指示: 古墳や古市大溝をめぐる散策記の全文を、一字も変えずにそのまま書き写してください。

抜粋:
▽
近くに墓地があったのだが、これらのお墓だけフェンスに囲まれていた。何かあるのだろうか。
南下していくと、イズミヤがある。
府道186号と31号の交点に、古市大溝というものの解説板があった。
最近まで細池といわれる細長い池があったそうだが、それが古代の大人工水路の痕跡であったという。
日本書紀にある、仁徳天皇が石川の水を引いて田を潤す溝を掘ったという話がそれじゃないかともいう。でも、古墳を壊して掘った形跡があるから、その古墳よりもう少し後の6世紀前半のものじゃないかとも。
国道170号を西に渡り、図書館を越えてから北上すると、仁賢天皇埴生坂本陵。
前方部が大きい形が特徴。ちょっと見た目じゃわからなかったけれど。
スレスレには道路が通っていないので、ちょっと長めの参道がある。
古墳の名前としてはボケ山古墳というらしくて、高麗の先進技術を取り入れ、豊かで平穏な治世を築いたという名君・仁賢天皇に、ボケ山とはまた。
市立図書館まで戻り、その南に公園が広がっている。
峰塚公園、というイカニモな名前だから入ってみると、やはり峰ヶ塚古墳という前方後円墳がある。
△
(文書理解データ)
▽
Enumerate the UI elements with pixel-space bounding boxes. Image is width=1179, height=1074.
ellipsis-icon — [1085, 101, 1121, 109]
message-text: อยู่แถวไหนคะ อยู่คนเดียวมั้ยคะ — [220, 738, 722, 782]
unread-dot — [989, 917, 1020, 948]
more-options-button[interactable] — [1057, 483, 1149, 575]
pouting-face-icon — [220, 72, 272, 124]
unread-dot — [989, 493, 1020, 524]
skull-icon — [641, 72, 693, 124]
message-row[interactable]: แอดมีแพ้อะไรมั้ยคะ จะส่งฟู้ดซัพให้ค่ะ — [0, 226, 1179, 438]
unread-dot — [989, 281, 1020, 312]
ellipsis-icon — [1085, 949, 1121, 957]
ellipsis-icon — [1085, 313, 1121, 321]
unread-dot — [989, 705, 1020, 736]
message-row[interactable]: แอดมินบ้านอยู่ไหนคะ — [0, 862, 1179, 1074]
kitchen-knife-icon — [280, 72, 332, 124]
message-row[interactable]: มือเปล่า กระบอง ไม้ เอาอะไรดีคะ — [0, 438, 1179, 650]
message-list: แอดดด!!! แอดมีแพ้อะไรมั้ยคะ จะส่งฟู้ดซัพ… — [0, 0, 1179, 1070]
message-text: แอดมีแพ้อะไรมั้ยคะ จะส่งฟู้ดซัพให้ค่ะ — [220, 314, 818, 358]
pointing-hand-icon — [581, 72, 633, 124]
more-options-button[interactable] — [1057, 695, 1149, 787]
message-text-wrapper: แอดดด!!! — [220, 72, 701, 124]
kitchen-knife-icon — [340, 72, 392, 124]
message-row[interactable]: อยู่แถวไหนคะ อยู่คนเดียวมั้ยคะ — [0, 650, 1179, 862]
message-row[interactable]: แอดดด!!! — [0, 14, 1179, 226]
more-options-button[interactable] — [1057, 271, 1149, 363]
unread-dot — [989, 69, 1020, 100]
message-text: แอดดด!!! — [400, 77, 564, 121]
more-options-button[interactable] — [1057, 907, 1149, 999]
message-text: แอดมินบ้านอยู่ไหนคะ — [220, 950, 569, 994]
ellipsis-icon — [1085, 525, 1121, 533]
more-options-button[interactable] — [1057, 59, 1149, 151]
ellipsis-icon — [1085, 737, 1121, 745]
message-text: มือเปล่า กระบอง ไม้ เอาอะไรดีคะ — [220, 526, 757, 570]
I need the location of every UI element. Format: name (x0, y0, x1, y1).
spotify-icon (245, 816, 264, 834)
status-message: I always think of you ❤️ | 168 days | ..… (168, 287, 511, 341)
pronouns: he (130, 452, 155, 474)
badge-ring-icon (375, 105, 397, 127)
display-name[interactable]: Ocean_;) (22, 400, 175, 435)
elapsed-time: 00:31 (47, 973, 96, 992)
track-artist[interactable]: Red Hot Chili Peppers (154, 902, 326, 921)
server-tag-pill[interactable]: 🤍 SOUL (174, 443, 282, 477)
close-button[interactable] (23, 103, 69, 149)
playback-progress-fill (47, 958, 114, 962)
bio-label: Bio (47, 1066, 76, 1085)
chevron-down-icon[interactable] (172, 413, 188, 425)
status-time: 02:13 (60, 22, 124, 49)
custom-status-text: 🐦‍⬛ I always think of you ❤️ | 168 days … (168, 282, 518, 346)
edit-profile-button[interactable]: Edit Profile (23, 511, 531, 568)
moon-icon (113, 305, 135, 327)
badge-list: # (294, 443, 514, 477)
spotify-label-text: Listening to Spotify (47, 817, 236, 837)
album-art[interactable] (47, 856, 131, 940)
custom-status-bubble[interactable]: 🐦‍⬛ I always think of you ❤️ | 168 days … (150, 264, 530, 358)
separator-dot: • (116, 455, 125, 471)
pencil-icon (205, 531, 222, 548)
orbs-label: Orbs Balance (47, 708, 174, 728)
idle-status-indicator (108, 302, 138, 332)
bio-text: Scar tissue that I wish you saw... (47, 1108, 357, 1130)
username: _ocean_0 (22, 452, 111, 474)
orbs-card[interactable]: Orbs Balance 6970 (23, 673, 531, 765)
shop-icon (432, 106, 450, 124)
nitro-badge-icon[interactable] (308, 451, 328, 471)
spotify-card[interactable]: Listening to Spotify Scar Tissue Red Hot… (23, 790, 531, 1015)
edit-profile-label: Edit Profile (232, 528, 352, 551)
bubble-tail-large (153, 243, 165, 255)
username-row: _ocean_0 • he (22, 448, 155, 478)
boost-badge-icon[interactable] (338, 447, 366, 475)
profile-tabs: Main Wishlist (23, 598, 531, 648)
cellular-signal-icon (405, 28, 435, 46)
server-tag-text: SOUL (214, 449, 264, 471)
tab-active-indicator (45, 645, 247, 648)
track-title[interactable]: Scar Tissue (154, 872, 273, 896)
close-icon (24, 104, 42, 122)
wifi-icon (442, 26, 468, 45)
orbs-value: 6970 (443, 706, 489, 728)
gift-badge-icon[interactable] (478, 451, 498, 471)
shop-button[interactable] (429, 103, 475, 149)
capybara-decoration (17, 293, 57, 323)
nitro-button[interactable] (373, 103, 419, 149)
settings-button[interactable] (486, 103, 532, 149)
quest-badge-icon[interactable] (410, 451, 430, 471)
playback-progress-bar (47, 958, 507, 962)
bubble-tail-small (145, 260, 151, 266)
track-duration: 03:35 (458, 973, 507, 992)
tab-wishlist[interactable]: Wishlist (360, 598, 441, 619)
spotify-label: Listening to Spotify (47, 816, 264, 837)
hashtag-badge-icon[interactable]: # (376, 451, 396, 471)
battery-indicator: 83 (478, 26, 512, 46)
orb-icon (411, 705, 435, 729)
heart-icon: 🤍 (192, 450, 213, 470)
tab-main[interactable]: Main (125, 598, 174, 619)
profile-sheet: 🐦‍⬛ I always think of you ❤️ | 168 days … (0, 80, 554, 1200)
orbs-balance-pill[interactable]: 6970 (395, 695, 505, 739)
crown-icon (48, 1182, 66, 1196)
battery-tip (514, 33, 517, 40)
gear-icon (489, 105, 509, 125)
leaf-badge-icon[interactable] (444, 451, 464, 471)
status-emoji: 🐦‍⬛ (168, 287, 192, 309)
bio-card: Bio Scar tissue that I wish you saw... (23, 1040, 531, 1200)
△
解答:
近くに墓地があったのだが、これらのお墓だけフェンスに囲まれていた。何かあるのだろうか。
南下していくと、イズミヤがある。
府道186号と31号の交点に、古市大溝というものの解説板があった。
最近まで細池といわれる細長い池があったそうだが、それが古代の大人工水路の痕跡であったという。
日本書紀にある、仁徳天皇が石川の水を引いて田を潤す溝を掘ったという話がそれじゃないかともいう。でも、古墳を壊して掘った形跡があるから、その古墳よりもう少し後の6世紀前半のものじゃないかとも。
国道170号を西に渡り、図書館を越えてから北上すると、仁賢天皇埴生坂本陵。
前方部が大きい形が特徴。ちょっと見た目じゃわからなかったけれど。
スレスレには道路が通っていないので、ちょっと長めの参道がある。
古墳の名前としてはボケ山古墳というらしくて、高麗の先進技術を取り入れ、豊かで平穏な治世を築いたという名君・仁賢天皇に、ボケ山とはまた。
市立図書館まで戻り、その南に公園が広がっている。
峰塚公園、というイカニモな名前だから入ってみると、やはり峰ヶ塚古墳という前方後円墳がある。